• Exercise:
Return every line of the data below word for word, leaving out the pictures.

• Stored entries:
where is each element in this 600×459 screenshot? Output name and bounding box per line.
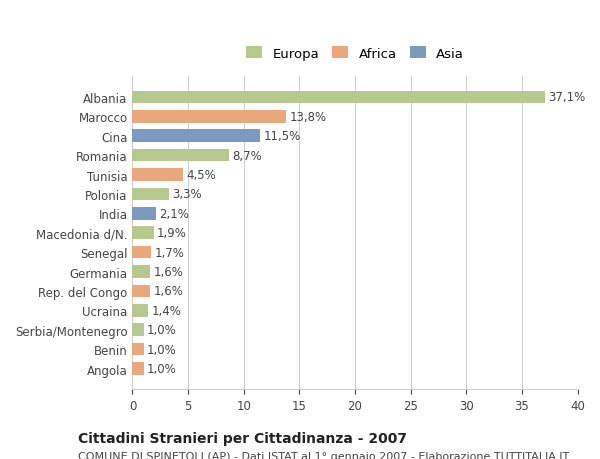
Text: 1,0%: 1,0% xyxy=(147,324,177,336)
Text: 37,1%: 37,1% xyxy=(548,91,586,104)
Bar xyxy=(133,150,229,162)
Bar xyxy=(133,169,182,181)
Text: 1,7%: 1,7% xyxy=(155,246,185,259)
Text: 2,1%: 2,1% xyxy=(159,207,189,220)
Text: 1,9%: 1,9% xyxy=(157,227,187,240)
Bar xyxy=(133,363,143,375)
Bar xyxy=(133,91,545,104)
Text: Cittadini Stranieri per Cittadinanza - 2007: Cittadini Stranieri per Cittadinanza - 2… xyxy=(78,431,407,445)
Text: 1,0%: 1,0% xyxy=(147,362,177,375)
Bar xyxy=(133,246,151,259)
Text: 1,0%: 1,0% xyxy=(147,343,177,356)
Text: 1,6%: 1,6% xyxy=(154,285,184,298)
Bar xyxy=(133,285,150,297)
Legend: Europa, Africa, Asia: Europa, Africa, Asia xyxy=(242,43,468,65)
Bar xyxy=(133,324,143,336)
Bar xyxy=(133,304,148,317)
Text: 1,6%: 1,6% xyxy=(154,265,184,279)
Bar xyxy=(133,130,260,143)
Text: 3,3%: 3,3% xyxy=(173,188,202,201)
Bar xyxy=(133,111,286,123)
Bar xyxy=(133,227,154,240)
Bar xyxy=(133,343,143,356)
Text: 8,7%: 8,7% xyxy=(233,149,262,162)
Text: 1,4%: 1,4% xyxy=(151,304,181,317)
Bar xyxy=(133,266,150,278)
Text: 11,5%: 11,5% xyxy=(264,130,301,143)
Text: 13,8%: 13,8% xyxy=(289,111,326,123)
Bar xyxy=(133,207,156,220)
Bar xyxy=(133,188,169,201)
Text: 4,5%: 4,5% xyxy=(186,169,215,182)
Text: COMUNE DI SPINETOLI (AP) - Dati ISTAT al 1° gennaio 2007 - Elaborazione TUTTITAL: COMUNE DI SPINETOLI (AP) - Dati ISTAT al… xyxy=(78,451,569,459)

• Complete output:
where is each element in this 600×459 screenshot? Output name and bounding box per line.
Text: 1,0%: 1,0% xyxy=(147,324,177,336)
Text: 37,1%: 37,1% xyxy=(548,91,586,104)
Bar xyxy=(133,150,229,162)
Bar xyxy=(133,169,182,181)
Text: 1,7%: 1,7% xyxy=(155,246,185,259)
Text: 2,1%: 2,1% xyxy=(159,207,189,220)
Text: 1,9%: 1,9% xyxy=(157,227,187,240)
Bar xyxy=(133,363,143,375)
Bar xyxy=(133,91,545,104)
Text: Cittadini Stranieri per Cittadinanza - 2007: Cittadini Stranieri per Cittadinanza - 2… xyxy=(78,431,407,445)
Text: 1,0%: 1,0% xyxy=(147,362,177,375)
Bar xyxy=(133,246,151,259)
Text: 1,0%: 1,0% xyxy=(147,343,177,356)
Text: 1,6%: 1,6% xyxy=(154,285,184,298)
Bar xyxy=(133,285,150,297)
Legend: Europa, Africa, Asia: Europa, Africa, Asia xyxy=(242,43,468,65)
Bar xyxy=(133,324,143,336)
Bar xyxy=(133,304,148,317)
Text: 1,6%: 1,6% xyxy=(154,265,184,279)
Bar xyxy=(133,130,260,143)
Text: 3,3%: 3,3% xyxy=(173,188,202,201)
Bar xyxy=(133,111,286,123)
Bar xyxy=(133,227,154,240)
Bar xyxy=(133,343,143,356)
Text: 8,7%: 8,7% xyxy=(233,149,262,162)
Text: 1,4%: 1,4% xyxy=(151,304,181,317)
Bar xyxy=(133,266,150,278)
Text: 11,5%: 11,5% xyxy=(264,130,301,143)
Text: 13,8%: 13,8% xyxy=(289,111,326,123)
Bar xyxy=(133,207,156,220)
Bar xyxy=(133,188,169,201)
Text: 4,5%: 4,5% xyxy=(186,169,215,182)
Text: COMUNE DI SPINETOLI (AP) - Dati ISTAT al 1° gennaio 2007 - Elaborazione TUTTITAL: COMUNE DI SPINETOLI (AP) - Dati ISTAT al… xyxy=(78,451,569,459)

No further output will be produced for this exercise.